> **Record set**:
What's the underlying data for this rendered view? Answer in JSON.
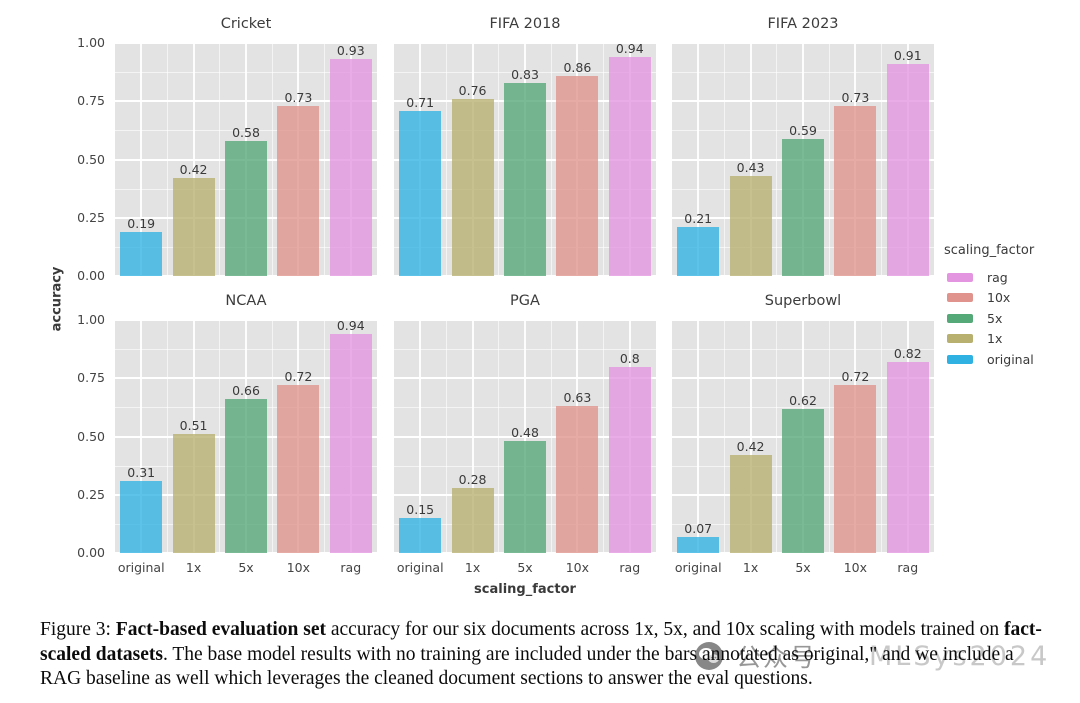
{
  "figure": {
    "caption_segments": [
      {
        "text": "Figure 3: ",
        "bold": false
      },
      {
        "text": "Fact-based evaluation set",
        "bold": true
      },
      {
        "text": " accuracy for our six documents across 1x, 5x, and 10x scaling with models trained on ",
        "bold": false
      },
      {
        "text": "fact-scaled datasets",
        "bold": true
      },
      {
        "text": ". The base model results with no training are included under the bars annotated as original,\" and we include a RAG baseline as well which leverages the cleaned document sections to answer the eval questions.",
        "bold": false
      }
    ],
    "watermark": {
      "icon": "wechat-icon",
      "text": "公众号",
      "suffix": "MLSys2024"
    }
  },
  "chart_data": {
    "type": "bar",
    "layout": "facet-grid-2rows-3cols",
    "title": "",
    "xlabel": "scaling_factor",
    "ylabel": "accuracy",
    "ylim": [
      0,
      1.0
    ],
    "yticks": [
      "1.00",
      "0.75",
      "0.50",
      "0.25",
      "0.00"
    ],
    "grid": true,
    "panel_background": "#e3e3e3",
    "categories": [
      "original",
      "1x",
      "5x",
      "10x",
      "rag"
    ],
    "panels": [
      {
        "title": "Cricket",
        "values": [
          0.19,
          0.42,
          0.58,
          0.73,
          0.93
        ]
      },
      {
        "title": "FIFA 2018",
        "values": [
          0.71,
          0.76,
          0.83,
          0.86,
          0.94
        ]
      },
      {
        "title": "FIFA 2023",
        "values": [
          0.21,
          0.43,
          0.59,
          0.73,
          0.91
        ]
      },
      {
        "title": "NCAA",
        "values": [
          0.31,
          0.51,
          0.66,
          0.72,
          0.94
        ]
      },
      {
        "title": "PGA",
        "values": [
          0.15,
          0.28,
          0.48,
          0.63,
          0.8
        ]
      },
      {
        "title": "Superbowl",
        "values": [
          0.07,
          0.42,
          0.62,
          0.72,
          0.82
        ]
      }
    ],
    "legend": {
      "title": "scaling_factor",
      "position": "right",
      "entries": [
        {
          "label": "rag",
          "color": "#e495e0"
        },
        {
          "label": "10x",
          "color": "#df938c"
        },
        {
          "label": "5x",
          "color": "#55a878"
        },
        {
          "label": "1x",
          "color": "#b7b06f"
        },
        {
          "label": "original",
          "color": "#2fb2e1"
        }
      ]
    }
  }
}
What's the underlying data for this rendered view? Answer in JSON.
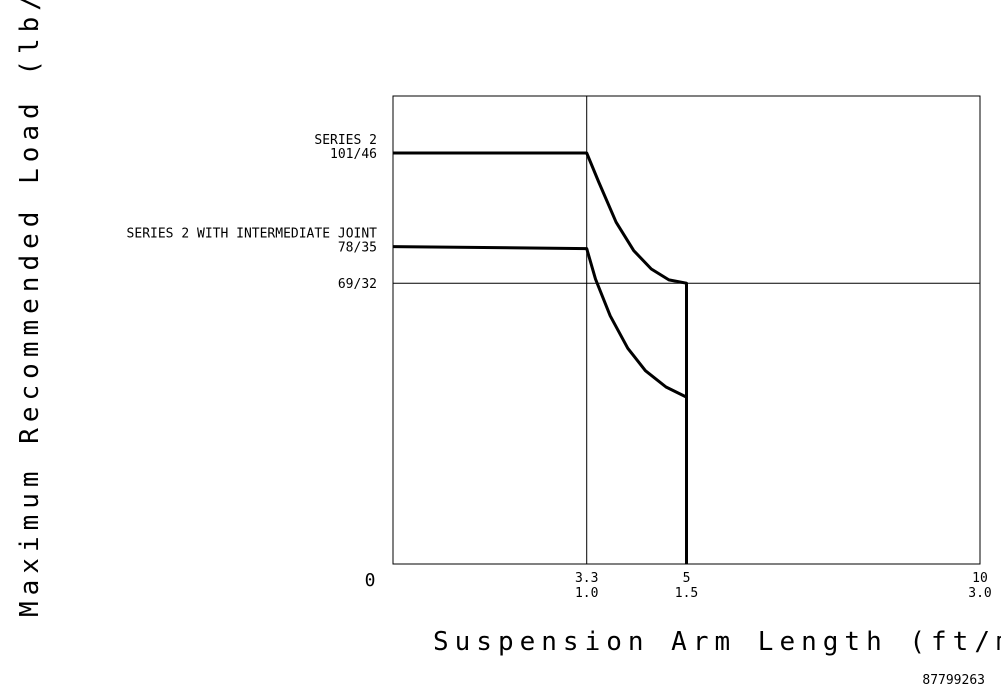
{
  "chart_data": {
    "type": "line",
    "xlabel": "Suspension Arm Length (ft/m)",
    "ylabel": "Maximum Recommended Load (lb/kg)",
    "ylim": [
      0,
      115
    ],
    "xlim": [
      0,
      10
    ],
    "origin_label": "0",
    "x_ticks": [
      {
        "value": 3.3,
        "top": "3.3",
        "bottom": "1.0"
      },
      {
        "value": 5,
        "top": "5",
        "bottom": "1.5"
      },
      {
        "value": 10,
        "top": "10",
        "bottom": "3.0"
      }
    ],
    "y_labels": [
      {
        "value": 101,
        "name": "SERIES 2",
        "value_label": "101/46"
      },
      {
        "value": 78,
        "name": "SERIES 2 WITH INTERMEDIATE JOINT",
        "value_label": "78/35"
      },
      {
        "value": 69,
        "name": "",
        "value_label": "69/32"
      }
    ],
    "reference_lines": {
      "x": 3.3,
      "y": 69
    },
    "series": [
      {
        "name": "SERIES 2",
        "points": [
          [
            0,
            101
          ],
          [
            3.3,
            101
          ],
          [
            3.5,
            94
          ],
          [
            3.8,
            84
          ],
          [
            4.1,
            77
          ],
          [
            4.4,
            72.5
          ],
          [
            4.7,
            69.8
          ],
          [
            5,
            69
          ],
          [
            5,
            0
          ]
        ]
      },
      {
        "name": "SERIES 2 WITH INTERMEDIATE JOINT",
        "points": [
          [
            0,
            78
          ],
          [
            3.3,
            77.5
          ],
          [
            3.45,
            70
          ],
          [
            3.7,
            61
          ],
          [
            4.0,
            53
          ],
          [
            4.3,
            47.5
          ],
          [
            4.65,
            43.5
          ],
          [
            5,
            41
          ],
          [
            5,
            0
          ]
        ]
      }
    ]
  },
  "footer": {
    "code": "87799263"
  }
}
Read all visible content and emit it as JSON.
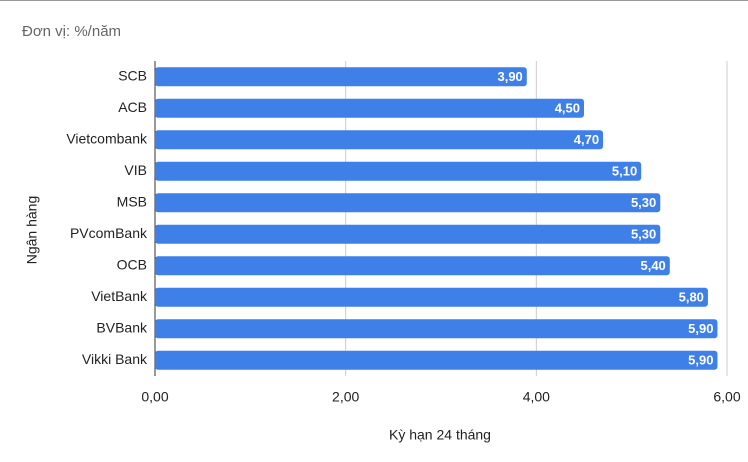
{
  "chart_data": {
    "type": "bar",
    "orientation": "horizontal",
    "title": "Đơn vị: %/năm",
    "x_label": "Kỳ hạn 24 tháng",
    "y_label": "Ngân hàng",
    "categories": [
      "SCB",
      "ACB",
      "Vietcombank",
      "VIB",
      "MSB",
      "PVcomBank",
      "OCB",
      "VietBank",
      "BVBank",
      "Vikki Bank"
    ],
    "values": [
      3.9,
      4.5,
      4.7,
      5.1,
      5.3,
      5.3,
      5.4,
      5.8,
      5.9,
      5.9
    ],
    "value_labels": [
      "3,90",
      "4,50",
      "4,70",
      "5,10",
      "5,30",
      "5,30",
      "5,40",
      "5,80",
      "5,90",
      "5,90"
    ],
    "color": "#3f7fe8",
    "xlim": [
      0,
      6
    ],
    "xticks": [
      {
        "value": 0,
        "label": "0,00"
      },
      {
        "value": 2,
        "label": "2,00"
      },
      {
        "value": 4,
        "label": "4,00"
      },
      {
        "value": 6,
        "label": "6,00"
      }
    ],
    "grid": true
  }
}
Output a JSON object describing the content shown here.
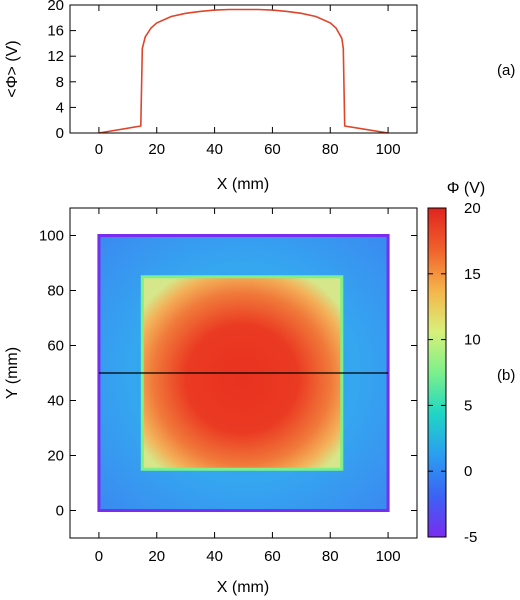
{
  "chart_data": [
    {
      "type": "line",
      "panel_label": "(a)",
      "xlabel": "X (mm)",
      "ylabel": "<Φ> (V)",
      "xlim": [
        -10,
        110
      ],
      "ylim": [
        0,
        20
      ],
      "xticks": [
        0,
        20,
        40,
        60,
        80,
        100
      ],
      "yticks": [
        0,
        4,
        8,
        12,
        16,
        20
      ],
      "grid": false,
      "series": [
        {
          "color": "#e0442a",
          "x": [
            0,
            14.5,
            15,
            16,
            18,
            20,
            25,
            30,
            35,
            40,
            45,
            50,
            55,
            60,
            65,
            70,
            75,
            80,
            82,
            84,
            84.5,
            85,
            100
          ],
          "y": [
            0,
            1.1,
            13.2,
            15.0,
            16.4,
            17.2,
            18.2,
            18.7,
            19.0,
            19.2,
            19.3,
            19.3,
            19.3,
            19.2,
            19.0,
            18.7,
            18.2,
            17.2,
            16.4,
            14.8,
            13.2,
            1.1,
            0
          ]
        }
      ]
    },
    {
      "type": "heatmap",
      "panel_label": "(b)",
      "xlabel": "X (mm)",
      "ylabel": "Y (mm)",
      "xlim": [
        -10,
        110
      ],
      "ylim": [
        -10,
        110
      ],
      "xticks": [
        0,
        20,
        40,
        60,
        80,
        100
      ],
      "yticks": [
        0,
        20,
        40,
        60,
        80,
        100
      ],
      "colorbar": {
        "label": "Φ (V)",
        "range": [
          -5,
          20
        ],
        "ticks": [
          -5,
          0,
          5,
          10,
          15,
          20
        ],
        "colors": [
          "#7a2cf0",
          "#3b63f5",
          "#2b9ef0",
          "#1fd6c4",
          "#7cf08a",
          "#d8f07a",
          "#f5b44a",
          "#f0602c",
          "#e0241e"
        ]
      },
      "regions": [
        {
          "name": "outer-electrode",
          "x": [
            0,
            100
          ],
          "y": [
            0,
            100
          ],
          "value": -5
        },
        {
          "name": "inner-electrode",
          "x": [
            15,
            84
          ],
          "y": [
            15,
            85
          ],
          "value": 10
        }
      ],
      "field": {
        "outside_value": 0,
        "interior_center_value": 19.3
      },
      "cut_line": {
        "y": 50,
        "x": [
          0,
          100
        ],
        "color": "#000000"
      }
    }
  ]
}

> **Your instructions**: Identify and copy lines that hold the string "JSON".

> **Exercise response**:
What's the underlying data for this rendered view? Answer in JSON.
What's the underlying data for this rendered view? Answer in JSON.
Read all visible content and emit it as JSON.
Output a JSON object describing the content shown here.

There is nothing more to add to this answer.